* [WRITTEN EXERCISE]:
Tally the lines that contain "九中强基班" and report the total alone.
--- start GIVEN INFORMATION ---
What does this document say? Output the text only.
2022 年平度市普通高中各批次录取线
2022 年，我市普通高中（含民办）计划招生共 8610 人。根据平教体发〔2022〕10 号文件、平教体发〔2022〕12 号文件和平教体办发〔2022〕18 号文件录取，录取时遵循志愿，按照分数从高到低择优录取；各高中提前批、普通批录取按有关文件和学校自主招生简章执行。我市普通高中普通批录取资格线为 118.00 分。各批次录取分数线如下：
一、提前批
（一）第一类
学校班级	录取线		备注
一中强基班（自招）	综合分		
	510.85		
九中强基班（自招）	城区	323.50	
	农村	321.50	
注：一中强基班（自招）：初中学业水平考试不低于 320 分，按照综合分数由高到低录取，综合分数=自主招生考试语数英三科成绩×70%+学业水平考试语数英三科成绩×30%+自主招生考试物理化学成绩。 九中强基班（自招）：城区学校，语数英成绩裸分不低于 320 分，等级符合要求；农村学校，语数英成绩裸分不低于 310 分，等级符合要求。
--- end GIVEN INFORMATION ---
* [OUTPUT OF THE TASK]:
2